▶ _REQUIRED TASK_: Return the listing below in full, with every line exactly as it is.

▶ _ENTRIES PROVIDED_:
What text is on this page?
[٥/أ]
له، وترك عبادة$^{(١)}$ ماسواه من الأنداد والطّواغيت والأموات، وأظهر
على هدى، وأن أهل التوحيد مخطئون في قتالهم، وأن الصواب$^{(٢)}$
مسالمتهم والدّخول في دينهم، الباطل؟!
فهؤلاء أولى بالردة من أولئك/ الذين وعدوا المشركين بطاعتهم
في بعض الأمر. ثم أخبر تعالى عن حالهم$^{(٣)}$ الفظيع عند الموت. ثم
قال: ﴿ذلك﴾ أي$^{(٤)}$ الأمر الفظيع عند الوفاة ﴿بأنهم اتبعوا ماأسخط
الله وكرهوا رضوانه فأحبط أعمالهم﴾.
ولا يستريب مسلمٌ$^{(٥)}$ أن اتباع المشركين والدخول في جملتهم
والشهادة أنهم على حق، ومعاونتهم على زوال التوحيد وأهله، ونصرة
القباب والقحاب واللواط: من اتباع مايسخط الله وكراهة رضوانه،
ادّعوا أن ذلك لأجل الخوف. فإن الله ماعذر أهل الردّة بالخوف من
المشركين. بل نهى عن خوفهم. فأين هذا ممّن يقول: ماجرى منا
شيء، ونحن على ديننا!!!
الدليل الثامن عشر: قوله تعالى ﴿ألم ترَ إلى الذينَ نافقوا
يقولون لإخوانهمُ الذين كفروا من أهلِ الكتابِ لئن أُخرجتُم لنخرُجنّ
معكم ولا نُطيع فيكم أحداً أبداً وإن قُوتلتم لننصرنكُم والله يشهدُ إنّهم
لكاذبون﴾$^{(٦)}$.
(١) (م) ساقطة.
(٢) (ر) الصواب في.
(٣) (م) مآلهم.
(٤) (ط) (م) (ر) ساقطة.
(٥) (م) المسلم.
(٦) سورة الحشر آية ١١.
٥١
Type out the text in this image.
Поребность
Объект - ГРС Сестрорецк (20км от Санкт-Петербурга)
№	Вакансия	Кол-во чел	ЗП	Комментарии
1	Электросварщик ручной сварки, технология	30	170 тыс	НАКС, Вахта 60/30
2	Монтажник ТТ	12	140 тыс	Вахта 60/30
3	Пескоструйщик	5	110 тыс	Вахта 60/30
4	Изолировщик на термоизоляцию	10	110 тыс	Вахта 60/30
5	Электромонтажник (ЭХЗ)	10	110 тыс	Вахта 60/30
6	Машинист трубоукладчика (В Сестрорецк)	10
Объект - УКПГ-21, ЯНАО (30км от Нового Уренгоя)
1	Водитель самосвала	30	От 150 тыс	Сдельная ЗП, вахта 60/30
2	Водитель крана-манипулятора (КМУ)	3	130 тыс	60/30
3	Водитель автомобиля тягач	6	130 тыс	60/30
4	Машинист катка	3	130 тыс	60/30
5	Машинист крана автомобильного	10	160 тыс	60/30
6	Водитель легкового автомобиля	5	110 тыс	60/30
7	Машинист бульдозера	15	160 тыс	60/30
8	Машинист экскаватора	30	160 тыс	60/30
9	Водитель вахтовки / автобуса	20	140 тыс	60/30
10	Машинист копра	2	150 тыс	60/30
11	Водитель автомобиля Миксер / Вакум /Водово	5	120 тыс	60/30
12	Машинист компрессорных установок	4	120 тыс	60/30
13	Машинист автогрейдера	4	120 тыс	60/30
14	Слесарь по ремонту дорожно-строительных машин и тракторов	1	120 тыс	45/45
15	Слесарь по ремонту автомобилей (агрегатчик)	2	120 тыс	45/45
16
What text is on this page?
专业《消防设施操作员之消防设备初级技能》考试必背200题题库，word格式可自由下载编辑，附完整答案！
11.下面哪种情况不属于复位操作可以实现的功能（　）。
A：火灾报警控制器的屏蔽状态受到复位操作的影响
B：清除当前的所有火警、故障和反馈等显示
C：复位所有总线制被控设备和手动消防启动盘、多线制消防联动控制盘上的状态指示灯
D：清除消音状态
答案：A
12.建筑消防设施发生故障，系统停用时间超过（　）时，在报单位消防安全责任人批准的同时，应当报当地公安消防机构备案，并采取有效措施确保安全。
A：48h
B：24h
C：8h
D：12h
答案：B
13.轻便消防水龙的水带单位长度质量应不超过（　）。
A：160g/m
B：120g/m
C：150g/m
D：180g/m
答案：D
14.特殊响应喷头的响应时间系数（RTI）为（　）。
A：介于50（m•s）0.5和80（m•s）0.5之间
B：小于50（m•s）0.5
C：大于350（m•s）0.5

▶ _SOLUTION TO THIS PROBLEM_:
What text is on this page?
[٥/أ]
له، وترك عبادة$^{(١)}$ ماسواه من الأنداد والطّواغيت والأموات، وأظهر
على هدى، وأن أهل التوحيد مخطئون في قتالهم، وأن الصواب$^{(٢)}$
مسالمتهم والدّخول في دينهم، الباطل؟!
فهؤلاء أولى بالردة من أولئك/ الذين وعدوا المشركين بطاعتهم
في بعض الأمر. ثم أخبر تعالى عن حالهم$^{(٣)}$ الفظيع عند الموت. ثم
قال: ﴿ذلك﴾ أي$^{(٤)}$ الأمر الفظيع عند الوفاة ﴿بأنهم اتبعوا ماأسخط
الله وكرهوا رضوانه فأحبط أعمالهم﴾.
ولا يستريب مسلمٌ$^{(٥)}$ أن اتباع المشركين والدخول في جملتهم
والشهادة أنهم على حق، ومعاونتهم على زوال التوحيد وأهله، ونصرة
القباب والقحاب واللواط: من اتباع مايسخط الله وكراهة رضوانه،
ادّعوا أن ذلك لأجل الخوف. فإن الله ماعذر أهل الردّة بالخوف من
المشركين. بل نهى عن خوفهم. فأين هذا ممّن يقول: ماجرى منا
شيء، ونحن على ديننا!!!
الدليل الثامن عشر: قوله تعالى ﴿ألم ترَ إلى الذينَ نافقوا
يقولون لإخوانهمُ الذين كفروا من أهلِ الكتابِ لئن أُخرجتُم لنخرُجنّ
معكم ولا نُطيع فيكم أحداً أبداً وإن قُوتلتم لننصرنكُم والله يشهدُ إنّهم
لكاذبون﴾$^{(٦)}$.
(١) (م) ساقطة.
(٢) (ر) الصواب في.
(٣) (م) مآلهم.
(٤) (ط) (م) (ر) ساقطة.
(٥) (م) المسلم.
(٦) سورة الحشر آية ١١.
٥١
Type out the text in this image.
Поребность
Объект - ГРС Сестрорецк (20км от Санкт-Петербурга)
№	Вакансия	Кол-во чел	ЗП	Комментарии
1	Электросварщик ручной сварки, технология	30	170 тыс	НАКС, Вахта 60/30
2	Монтажник ТТ	12	140 тыс	Вахта 60/30
3	Пескоструйщик	5	110 тыс	Вахта 60/30
4	Изолировщик на термоизоляцию	10	110 тыс	Вахта 60/30
5	Электромонтажник (ЭХЗ)	10	110 тыс	Вахта 60/30
6	Машинист трубоукладчика (В Сестрорецк)	10
Объект - УКПГ-21, ЯНАО (30км от Нового Уренгоя)
1	Водитель самосвала	30	От 150 тыс	Сдельная ЗП, вахта 60/30
2	Водитель крана-манипулятора (КМУ)	3	130 тыс	60/30
3	Водитель автомобиля тягач	6	130 тыс	60/30
4	Машинист катка	3	130 тыс	60/30
5	Машинист крана автомобильного	10	160 тыс	60/30
6	Водитель легкового автомобиля	5	110 тыс	60/30
7	Машинист бульдозера	15	160 тыс	60/30
8	Машинист экскаватора	30	160 тыс	60/30
9	Водитель вахтовки / автобуса	20	140 тыс	60/30
10	Машинист копра	2	150 тыс	60/30
11	Водитель автомобиля Миксер / Вакум /Водово	5	120 тыс	60/30
12	Машинист компрессорных установок	4	120 тыс	60/30
13	Машинист автогрейдера	4	120 тыс	60/30
14	Слесарь по ремонту дорожно-строительных машин и тракторов	1	120 тыс	45/45
15	Слесарь по ремонту автомобилей (агрегатчик)	2	120 тыс	45/45
16
What text is on this page?
专业《消防设施操作员之消防设备初级技能》考试必背200题题库，word格式可自由下载编辑，附完整答案！
11.下面哪种情况不属于复位操作可以实现的功能（　）。
A：火灾报警控制器的屏蔽状态受到复位操作的影响
B：清除当前的所有火警、故障和反馈等显示
C：复位所有总线制被控设备和手动消防启动盘、多线制消防联动控制盘上的状态指示灯
D：清除消音状态
答案：A
12.建筑消防设施发生故障，系统停用时间超过（　）时，在报单位消防安全责任人批准的同时，应当报当地公安消防机构备案，并采取有效措施确保安全。
A：48h
B：24h
C：8h
D：12h
答案：B
13.轻便消防水龙的水带单位长度质量应不超过（　）。
A：160g/m
B：120g/m
C：150g/m
D：180g/m
答案：D
14.特殊响应喷头的响应时间系数（RTI）为（　）。
A：介于50（m•s）0.5和80（m•s）0.5之间
B：小于50（m•s）0.5
C：大于350（m•s）0.5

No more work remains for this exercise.